▶ **Task goal**
Using the records below, copy out exactly the line that contains "Transcribe the text in this document." and every line that follows it, up to and including the last, and no others.

▶ **Data extracted from a collection**

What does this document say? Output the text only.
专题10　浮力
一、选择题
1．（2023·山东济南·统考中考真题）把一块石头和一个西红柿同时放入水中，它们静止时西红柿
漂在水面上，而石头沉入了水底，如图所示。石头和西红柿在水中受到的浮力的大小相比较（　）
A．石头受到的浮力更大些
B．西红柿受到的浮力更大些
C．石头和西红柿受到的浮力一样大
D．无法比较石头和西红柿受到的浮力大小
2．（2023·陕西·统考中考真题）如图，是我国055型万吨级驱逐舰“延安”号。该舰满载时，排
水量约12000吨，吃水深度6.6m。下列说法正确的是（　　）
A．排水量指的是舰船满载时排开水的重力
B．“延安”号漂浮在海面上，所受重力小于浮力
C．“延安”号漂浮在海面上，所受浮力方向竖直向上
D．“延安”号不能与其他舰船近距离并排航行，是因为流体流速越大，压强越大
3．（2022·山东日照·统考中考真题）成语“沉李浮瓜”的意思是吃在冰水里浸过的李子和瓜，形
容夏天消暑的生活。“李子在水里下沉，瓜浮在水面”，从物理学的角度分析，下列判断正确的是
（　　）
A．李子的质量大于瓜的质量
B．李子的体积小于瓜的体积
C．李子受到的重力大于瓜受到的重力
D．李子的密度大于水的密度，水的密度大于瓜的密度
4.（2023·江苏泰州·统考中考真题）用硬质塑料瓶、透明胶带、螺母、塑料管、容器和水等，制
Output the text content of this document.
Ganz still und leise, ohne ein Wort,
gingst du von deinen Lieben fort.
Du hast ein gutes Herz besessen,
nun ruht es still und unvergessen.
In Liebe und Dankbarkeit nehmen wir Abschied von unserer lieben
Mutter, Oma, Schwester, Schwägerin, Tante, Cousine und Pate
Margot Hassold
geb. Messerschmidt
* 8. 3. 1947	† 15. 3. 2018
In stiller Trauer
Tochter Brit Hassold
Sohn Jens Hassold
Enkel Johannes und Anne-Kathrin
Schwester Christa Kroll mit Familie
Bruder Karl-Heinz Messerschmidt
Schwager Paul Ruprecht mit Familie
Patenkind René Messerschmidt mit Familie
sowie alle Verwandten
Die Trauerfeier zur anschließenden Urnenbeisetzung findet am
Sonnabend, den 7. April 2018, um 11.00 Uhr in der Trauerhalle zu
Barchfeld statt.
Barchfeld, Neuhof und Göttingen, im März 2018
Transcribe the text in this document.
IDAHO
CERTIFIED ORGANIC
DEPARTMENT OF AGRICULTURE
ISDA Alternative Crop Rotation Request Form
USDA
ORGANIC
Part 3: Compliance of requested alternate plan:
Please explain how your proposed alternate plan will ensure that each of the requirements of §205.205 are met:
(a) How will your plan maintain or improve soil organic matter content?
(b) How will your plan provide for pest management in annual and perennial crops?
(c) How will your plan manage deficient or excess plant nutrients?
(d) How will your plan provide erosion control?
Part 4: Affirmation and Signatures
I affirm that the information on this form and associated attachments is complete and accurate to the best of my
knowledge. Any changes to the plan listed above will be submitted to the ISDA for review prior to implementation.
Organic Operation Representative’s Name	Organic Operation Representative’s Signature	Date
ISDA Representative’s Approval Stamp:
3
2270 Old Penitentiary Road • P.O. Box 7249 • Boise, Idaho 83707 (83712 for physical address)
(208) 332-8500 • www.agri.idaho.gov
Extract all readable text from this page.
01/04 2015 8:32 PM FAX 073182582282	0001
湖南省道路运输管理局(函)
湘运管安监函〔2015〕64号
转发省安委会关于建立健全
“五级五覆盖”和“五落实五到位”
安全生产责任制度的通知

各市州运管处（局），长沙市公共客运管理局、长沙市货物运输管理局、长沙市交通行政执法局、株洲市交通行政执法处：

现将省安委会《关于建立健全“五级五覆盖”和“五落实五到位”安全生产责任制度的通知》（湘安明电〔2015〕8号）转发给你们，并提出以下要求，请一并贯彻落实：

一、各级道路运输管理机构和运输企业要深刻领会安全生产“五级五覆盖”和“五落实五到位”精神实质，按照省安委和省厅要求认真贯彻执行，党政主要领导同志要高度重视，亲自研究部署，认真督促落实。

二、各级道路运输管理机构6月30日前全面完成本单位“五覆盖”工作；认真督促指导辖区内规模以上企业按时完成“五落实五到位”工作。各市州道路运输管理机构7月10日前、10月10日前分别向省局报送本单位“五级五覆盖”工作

▶ **Task result**
Transcribe the text in this document.
IDAHO
CERTIFIED ORGANIC
DEPARTMENT OF AGRICULTURE
ISDA Alternative Crop Rotation Request Form
USDA
ORGANIC
Part 3: Compliance of requested alternate plan:
Please explain how your proposed alternate plan will ensure that each of the requirements of §205.205 are met:
(a) How will your plan maintain or improve soil organic matter content?
(b) How will your plan provide for pest management in annual and perennial crops?
(c) How will your plan manage deficient or excess plant nutrients?
(d) How will your plan provide erosion control?
Part 4: Affirmation and Signatures
I affirm that the information on this form and associated attachments is complete and accurate to the best of my
knowledge. Any changes to the plan listed above will be submitted to the ISDA for review prior to implementation.
Organic Operation Representative’s Name	Organic Operation Representative’s Signature	Date
ISDA Representative’s Approval Stamp:
3
2270 Old Penitentiary Road • P.O. Box 7249 • Boise, Idaho 83707 (83712 for physical address)
(208) 332-8500 • www.agri.idaho.gov
Extract all readable text from this page.
01/04 2015 8:32 PM FAX 073182582282	0001
湖南省道路运输管理局(函)
湘运管安监函〔2015〕64号
转发省安委会关于建立健全
“五级五覆盖”和“五落实五到位”
安全生产责任制度的通知

各市州运管处（局），长沙市公共客运管理局、长沙市货物运输管理局、长沙市交通行政执法局、株洲市交通行政执法处：

现将省安委会《关于建立健全“五级五覆盖”和“五落实五到位”安全生产责任制度的通知》（湘安明电〔2015〕8号）转发给你们，并提出以下要求，请一并贯彻落实：

一、各级道路运输管理机构和运输企业要深刻领会安全生产“五级五覆盖”和“五落实五到位”精神实质，按照省安委和省厅要求认真贯彻执行，党政主要领导同志要高度重视，亲自研究部署，认真督促落实。

二、各级道路运输管理机构6月30日前全面完成本单位“五覆盖”工作；认真督促指导辖区内规模以上企业按时完成“五落实五到位”工作。各市州道路运输管理机构7月10日前、10月10日前分别向省局报送本单位“五级五覆盖”工作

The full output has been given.